§ **Textauszug**
──────────
Zur Frage 4: Wer schützt Solarkraftwerke vor der Privatisierung?

„Soll die Stadt nach dem Beispiel der BürgerInnen-Solarkraftwerke weitere erneuerbare Energieprojekte entwickeln, die mit finanzieller Beteiligung der BürgerInnen realisiert werden?“

Eine sachliche Auseinandersetzung mit dieser Volksbefragung ist wahrlich nicht einfach, angesichts der dilettantischen Versuche der „Marketingexperten“ im Rathaus, die Sinnlosigkeit der Fragen mit positiv besetzten Vokabeln zu verschleiern. „Erneuerbare Energieprojekte“, „Solarkraftwerke“, „Beteiligung der Bürger“ – allesamt schöne Floskeln, aber um was geht’s hier eigentlich?

Wien Energie begann letztes Jahr damit, sogenannte Solarkraftwerke zu bauen, an denen sich Bürgerinnen und Bürger finanziell beteiligen konnten. Ein halbes Solarpaneel kostete 475,00 € und dafür wurde eine Rendite von 3,1% versprochen. Maximal 10 ganze Paneele konnten pro Person erworben werden, weil damit – lt. Wien Energie – der durchschnittliche Strombedarf eines Haushalts produziert werden kann. Nur damit keine Missverständnisse auftauchen: die Stromrechnung bezahlt jeder neue Kraftwerksanteileigner natürlich trotzdem noch, aber dennoch waren die verfügbaren Paneele innerhalb kürzester Zeit ausverkauft und neue Anlagen sind in Planung. So weit so gut.

Die Tatsache, dass es sich dabei um eine Privatisierung von Teilen der Stromerzeugung handelt, mag unter dem Gesichtspunkt, dass die Anteilseigner ja normale Bürgerinnen und Bürger sein sollen und nicht amerikanisch-globalisierte Heuschreckenfonds, noch verzeihbar scheinen – dennoch kann ich mir die Frage beim besten Willen nicht verkneifen: Wer schützt denn die Wiener Solarkraftwerke vor der Privatisierung?

Zumal es sich bei diesem Geschäftsmodell ja nicht nur um eine simple Form der Privatisierung handelt, sondern, laut Barbara Krüglstein vom Steuerberatungsriesen Deloitte, um ein„Sale-and-Lease-Back“ Modell (ja genau so wie damals, als die Straßenbahnen nach Amerika verkauft wurden!), das zwar sicherstellt, dass die Solarpaneele dann, wenn sie kaputt sind (nach 25 Jahren), wieder in das Eigentum der Wien Energie übergehen, andererseits die Rendite bei derartigen Modellen aber auch nicht der 25% KEST unterliegt, sondern dem ganz normalen, progressiven Einkommenssteuertarif. Wenn sie es sich also leisten können, 10 Paneele zu kaufen, dann werden Sie mit ziemlicher Sicherheit die Hälfte der Rendite gleich wieder versteuern können.
──────────
Gespeicherte Dateneinträge:

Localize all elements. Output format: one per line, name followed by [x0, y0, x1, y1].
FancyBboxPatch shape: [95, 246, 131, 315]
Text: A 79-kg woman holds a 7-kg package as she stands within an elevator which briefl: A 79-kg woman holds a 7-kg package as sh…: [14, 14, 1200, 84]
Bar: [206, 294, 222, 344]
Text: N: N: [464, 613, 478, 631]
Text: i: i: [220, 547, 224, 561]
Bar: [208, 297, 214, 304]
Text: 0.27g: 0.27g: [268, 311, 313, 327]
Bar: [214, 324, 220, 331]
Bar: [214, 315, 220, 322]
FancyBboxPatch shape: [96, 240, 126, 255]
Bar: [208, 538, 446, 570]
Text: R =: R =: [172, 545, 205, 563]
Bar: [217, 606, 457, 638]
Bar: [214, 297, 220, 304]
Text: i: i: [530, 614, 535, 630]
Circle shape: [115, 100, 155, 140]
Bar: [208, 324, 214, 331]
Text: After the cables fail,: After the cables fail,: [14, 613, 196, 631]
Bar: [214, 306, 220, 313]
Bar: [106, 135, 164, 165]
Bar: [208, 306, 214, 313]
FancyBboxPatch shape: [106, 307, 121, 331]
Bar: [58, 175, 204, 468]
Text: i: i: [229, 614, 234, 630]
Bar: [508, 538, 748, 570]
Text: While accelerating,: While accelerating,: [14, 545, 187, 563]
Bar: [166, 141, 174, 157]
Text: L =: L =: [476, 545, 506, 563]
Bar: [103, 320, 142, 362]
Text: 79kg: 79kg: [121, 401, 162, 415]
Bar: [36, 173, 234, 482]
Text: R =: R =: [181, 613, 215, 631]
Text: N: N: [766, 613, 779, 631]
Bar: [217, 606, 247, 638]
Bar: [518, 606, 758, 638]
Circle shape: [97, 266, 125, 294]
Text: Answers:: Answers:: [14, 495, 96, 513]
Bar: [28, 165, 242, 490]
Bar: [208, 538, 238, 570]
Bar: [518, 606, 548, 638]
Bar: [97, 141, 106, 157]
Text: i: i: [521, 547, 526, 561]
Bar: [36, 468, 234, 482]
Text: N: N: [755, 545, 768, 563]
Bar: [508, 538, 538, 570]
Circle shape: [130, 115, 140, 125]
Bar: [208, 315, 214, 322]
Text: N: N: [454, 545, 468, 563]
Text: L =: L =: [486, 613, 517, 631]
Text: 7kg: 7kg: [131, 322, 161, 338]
──────────
Welche Floskeln zählt der Text über die Wiener Solarkraftwerke unmittelbar vor den Worten „allesamt schöne Floskeln“ auf?

„Erneuerbare Energieprojekte“, „Solarkraftwerke“, „Beteiligung der Bürger“